BEGIN RECORDS TO USE

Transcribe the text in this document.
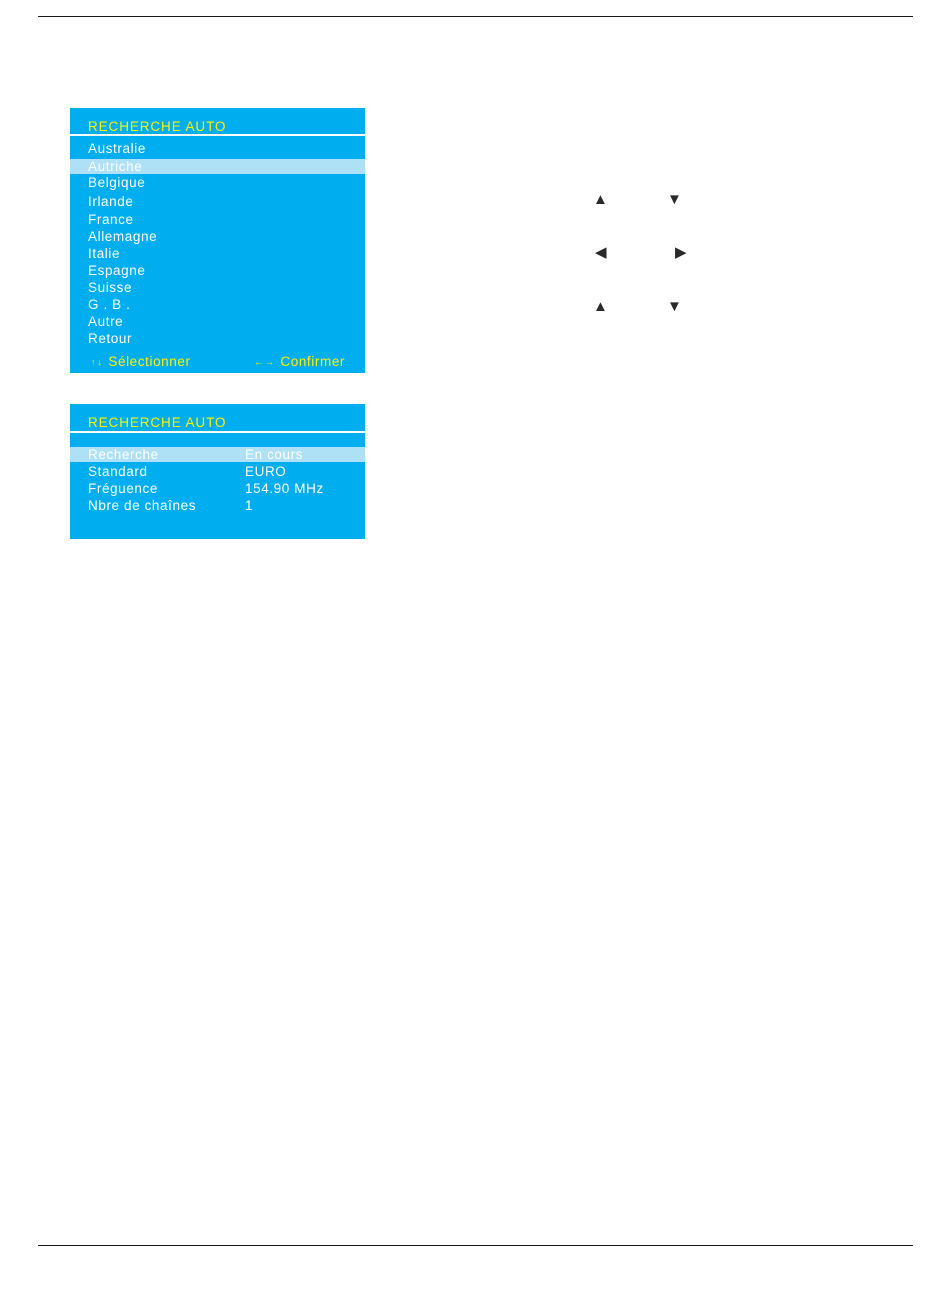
RECHERCHE AUTO
Australie
Autriche
Belgique
Irlande
France
Allemagne
Italie
Espagne
Suisse
G . B .
Autre
Retour
↑↓ Sélectionner	←→ Confirmer
RECHERCHE AUTO
Recherche	En cours
Standard	EURO
Fréguence	154.90 MHz
Nbre de chaînes	1
▲	▼
◀	▶
▲	▼
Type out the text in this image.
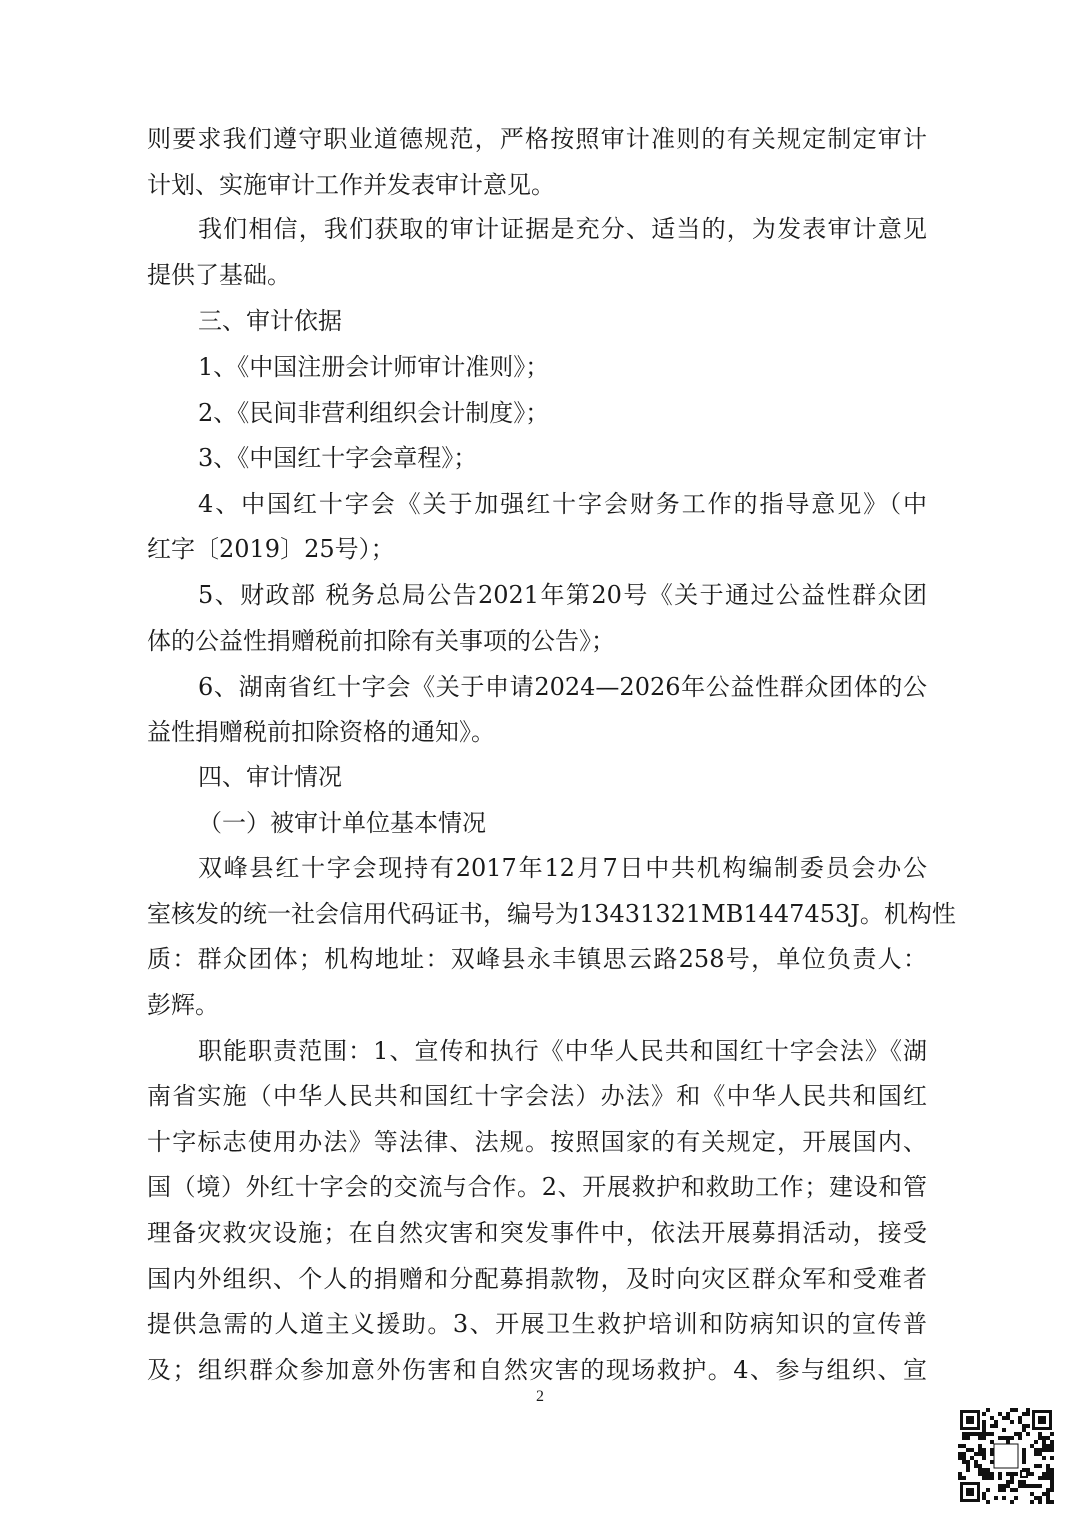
则要求我们遵守职业道德规范，严格按照审计准则的有关规定制定审计
计划、实施审计工作并发表审计意见。
我们相信，我们获取的审计证据是充分、适当的，为发表审计意见
提供了基础。
三、审计依据
1、《中国注册会计师审计准则》；
2、《民间非营利组织会计制度》；
3、《中国红十字会章程》；
4、中国红十字会《关于加强红十字会财务工作的指导意见》（中
红字〔2019〕25号）；
5、财政部 税务总局公告2021年第20号《关于通过公益性群众团
体的公益性捐赠税前扣除有关事项的公告》；
6、湖南省红十字会《关于申请2024—2026年公益性群众团体的公
益性捐赠税前扣除资格的通知》。
四、审计情况
（一）被审计单位基本情况
双峰县红十字会现持有2017年12月7日中共机构编制委员会办公
室核发的统一社会信用代码证书，编号为13431321MB1447453J。机构性
质：群众团体；机构地址：双峰县永丰镇思云路258号，单位负责人：
彭辉。
职能职责范围：1、宣传和执行《中华人民共和国红十字会法》《湖
南省实施（中华人民共和国红十字会法）办法》和《中华人民共和国红
十字标志使用办法》等法律、法规。按照国家的有关规定，开展国内、
国（境）外红十字会的交流与合作。2、开展救护和救助工作；建设和管
理备灾救灾设施；在自然灾害和突发事件中，依法开展募捐活动，接受
国内外组织、个人的捐赠和分配募捐款物，及时向灾区群众军和受难者
提供急需的人道主义援助。3、开展卫生救护培训和防病知识的宣传普
及；组织群众参加意外伤害和自然灾害的现场救护。4、参与组织、宣
2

END RECORDS TO USE

EXERCISE DETAILS: Above are the records. Identify each line that contains the word "this".

RESPONSE:
Transcribe the text in this document.
Type out the text in this image.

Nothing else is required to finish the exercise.